● **Data for this exercise**
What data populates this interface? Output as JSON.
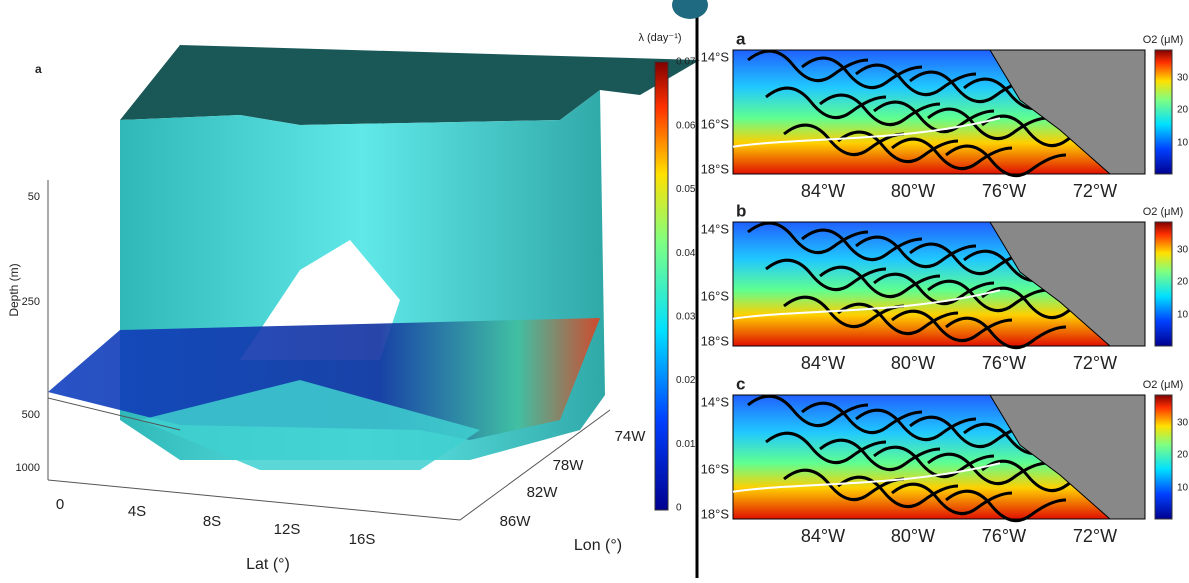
{
  "left": {
    "label": "a",
    "colorbar_title": "λ (day⁻¹)",
    "colorbar_ticks": [
      "0.07",
      "0.06",
      "0.05",
      "0.04",
      "0.03",
      "0.02",
      "0.01",
      "0"
    ],
    "depth_label": "Depth (m)",
    "depth_ticks": [
      "50",
      "250",
      "500",
      "1000"
    ],
    "lat_label": "Lat (°)",
    "lat_ticks": [
      "0",
      "4S",
      "8S",
      "12S",
      "16S"
    ],
    "lon_label": "Lon (°)",
    "lon_ticks": [
      "74W",
      "78W",
      "82W",
      "86W"
    ]
  },
  "right": {
    "panels": [
      {
        "label": "a",
        "lat_ticks": [
          "14°S",
          "16°S",
          "18°S"
        ],
        "lon_ticks": [
          "84°W",
          "80°W",
          "76°W",
          "72°W"
        ],
        "colorbar_title": "O2 (μM)",
        "colorbar_ticks": [
          "30",
          "20",
          "10"
        ]
      },
      {
        "label": "b",
        "lat_ticks": [
          "14°S",
          "16°S",
          "18°S"
        ],
        "lon_ticks": [
          "84°W",
          "80°W",
          "76°W",
          "72°W"
        ],
        "colorbar_title": "O2 (μM)",
        "colorbar_ticks": [
          "30",
          "20",
          "10"
        ]
      },
      {
        "label": "c",
        "lat_ticks": [
          "14°S",
          "16°S",
          "18°S"
        ],
        "lon_ticks": [
          "84°W",
          "80°W",
          "76°W",
          "72°W"
        ],
        "colorbar_title": "O2 (μM)",
        "colorbar_ticks": [
          "30",
          "20",
          "10"
        ]
      }
    ]
  }
}
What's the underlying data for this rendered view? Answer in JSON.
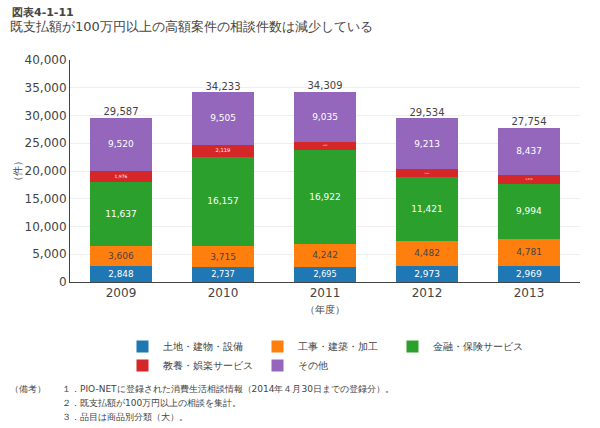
{
  "chart_data": {
    "type": "bar",
    "stacked": true,
    "title": "既支払額が100万円以上の高額案件の相談件数は減少している",
    "annotations": [
      "図表4-1-11",
      "（備考）",
      "１．PIO-NETに登録された消費生活相談情報（2014年４月30日までの登録分）。",
      "２．既支払額が100万円以上の相談を集計。",
      "３．品目は商品別分類（大）。"
    ],
    "ylabel": "（件）",
    "xlabel": "（年度）",
    "categories": [
      "2009",
      "2010",
      "2011",
      "2012",
      "2013"
    ],
    "series": [
      {
        "name": "土地・建物・設備",
        "values": [
          2848,
          2737,
          2695,
          2973,
          2969
        ],
        "value_labels": [
          "2,848",
          "2,737",
          "2,695",
          "2,973",
          "2,969"
        ]
      },
      {
        "name": "工事・建築・加工",
        "values": [
          3606,
          3715,
          4242,
          4482,
          4781
        ],
        "value_labels": [
          "3,606",
          "3,715",
          "4,242",
          "4,482",
          "4,781"
        ]
      },
      {
        "name": "金融・保険サービス",
        "values": [
          11637,
          16157,
          16922,
          11421,
          9994
        ],
        "value_labels": [
          "11,637",
          "16,157",
          "16,922",
          "11,421",
          "9,994"
        ]
      },
      {
        "name": "教養・娯楽サービス",
        "values": [
          1976,
          2119,
          1415,
          1445,
          1573
        ],
        "value_labels": [
          "1,976",
          "2,119",
          "1,415",
          "1,445",
          "1,573"
        ]
      },
      {
        "name": "その他",
        "values": [
          9520,
          9505,
          9035,
          9213,
          8437
        ],
        "value_labels": [
          "9,520",
          "9,505",
          "9,035",
          "9,213",
          "8,437"
        ]
      }
    ],
    "totals": [
      29587,
      34233,
      34309,
      29534,
      27754
    ],
    "total_labels": [
      "29,587",
      "34,233",
      "34,309",
      "29,534",
      "27,754"
    ],
    "ylim": [
      0,
      40000
    ],
    "yticks": [
      0,
      {
        "value": 5000,
        "label": "5,000"
      },
      {
        "value": 10000,
        "label": "10,000"
      },
      {
        "value": 15000,
        "label": "15,000"
      },
      {
        "value": 20000,
        "label": "20,000"
      },
      {
        "value": 25000,
        "label": "25,000"
      },
      {
        "value": 30000,
        "label": "30,000"
      },
      {
        "value": 35000,
        "label": "35,000"
      },
      {
        "value": 40000,
        "label": "40,000"
      }
    ],
    "grid": true,
    "legend": "bottom",
    "data_labels": true
  }
}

● **Short problem**
Please set down each line of the data above exactly as written, without the pictures.

● **Result of the task**
What data populates this interface? Output as JSON.
{
  "left": {
    "label": "a",
    "colorbar_title": "λ (day⁻¹)",
    "colorbar_ticks": [
      "0.07",
      "0.06",
      "0.05",
      "0.04",
      "0.03",
      "0.02",
      "0.01",
      "0"
    ],
    "depth_label": "Depth (m)",
    "depth_ticks": [
      "50",
      "250",
      "500",
      "1000"
    ],
    "lat_label": "Lat (°)",
    "lat_ticks": [
      "0",
      "4S",
      "8S",
      "12S",
      "16S"
    ],
    "lon_label": "Lon (°)",
    "lon_ticks": [
      "74W",
      "78W",
      "82W",
      "86W"
    ]
  },
  "right": {
    "panels": [
      {
        "label": "a",
        "lat_ticks": [
          "14°S",
          "16°S",
          "18°S"
        ],
        "lon_ticks": [
          "84°W",
          "80°W",
          "76°W",
          "72°W"
        ],
        "colorbar_title": "O2 (μM)",
        "colorbar_ticks": [
          "30",
          "20",
          "10"
        ]
      },
      {
        "label": "b",
        "lat_ticks": [
          "14°S",
          "16°S",
          "18°S"
        ],
        "lon_ticks": [
          "84°W",
          "80°W",
          "76°W",
          "72°W"
        ],
        "colorbar_title": "O2 (μM)",
        "colorbar_ticks": [
          "30",
          "20",
          "10"
        ]
      },
      {
        "label": "c",
        "lat_ticks": [
          "14°S",
          "16°S",
          "18°S"
        ],
        "lon_ticks": [
          "84°W",
          "80°W",
          "76°W",
          "72°W"
        ],
        "colorbar_title": "O2 (μM)",
        "colorbar_ticks": [
          "30",
          "20",
          "10"
        ]
      }
    ]
  }
}
What's the underlying data for this rendered view? Answer in JSON.
{
  "chart_data": {
    "type": "bar",
    "stacked": true,
    "title": "既支払額が100万円以上の高額案件の相談件数は減少している",
    "annotations": [
      "図表4-1-11",
      "（備考）",
      "１．PIO-NETに登録された消費生活相談情報（2014年４月30日までの登録分）。",
      "２．既支払額が100万円以上の相談を集計。",
      "３．品目は商品別分類（大）。"
    ],
    "ylabel": "（件）",
    "xlabel": "（年度）",
    "categories": [
      "2009",
      "2010",
      "2011",
      "2012",
      "2013"
    ],
    "series": [
      {
        "name": "土地・建物・設備",
        "values": [
          2848,
          2737,
          2695,
          2973,
          2969
        ],
        "value_labels": [
          "2,848",
          "2,737",
          "2,695",
          "2,973",
          "2,969"
        ]
      },
      {
        "name": "工事・建築・加工",
        "values": [
          3606,
          3715,
          4242,
          4482,
          4781
        ],
        "value_labels": [
          "3,606",
          "3,715",
          "4,242",
          "4,482",
          "4,781"
        ]
      },
      {
        "name": "金融・保険サービス",
        "values": [
          11637,
          16157,
          16922,
          11421,
          9994
        ],
        "value_labels": [
          "11,637",
          "16,157",
          "16,922",
          "11,421",
          "9,994"
        ]
      },
      {
        "name": "教養・娯楽サービス",
        "values": [
          1976,
          2119,
          1415,
          1445,
          1573
        ],
        "value_labels": [
          "1,976",
          "2,119",
          "1,415",
          "1,445",
          "1,573"
        ]
      },
      {
        "name": "その他",
        "values": [
          9520,
          9505,
          9035,
          9213,
          8437
        ],
        "value_labels": [
          "9,520",
          "9,505",
          "9,035",
          "9,213",
          "8,437"
        ]
      }
    ],
    "totals": [
      29587,
      34233,
      34309,
      29534,
      27754
    ],
    "total_labels": [
      "29,587",
      "34,233",
      "34,309",
      "29,534",
      "27,754"
    ],
    "ylim": [
      0,
      40000
    ],
    "yticks": [
      0,
      {
        "value": 5000,
        "label": "5,000"
      },
      {
        "value": 10000,
        "label": "10,000"
      },
      {
        "value": 15000,
        "label": "15,000"
      },
      {
        "value": 20000,
        "label": "20,000"
      },
      {
        "value": 25000,
        "label": "25,000"
      },
      {
        "value": 30000,
        "label": "30,000"
      },
      {
        "value": 35000,
        "label": "35,000"
      },
      {
        "value": 40000,
        "label": "40,000"
      }
    ],
    "grid": true,
    "legend": "bottom",
    "data_labels": true
  }
}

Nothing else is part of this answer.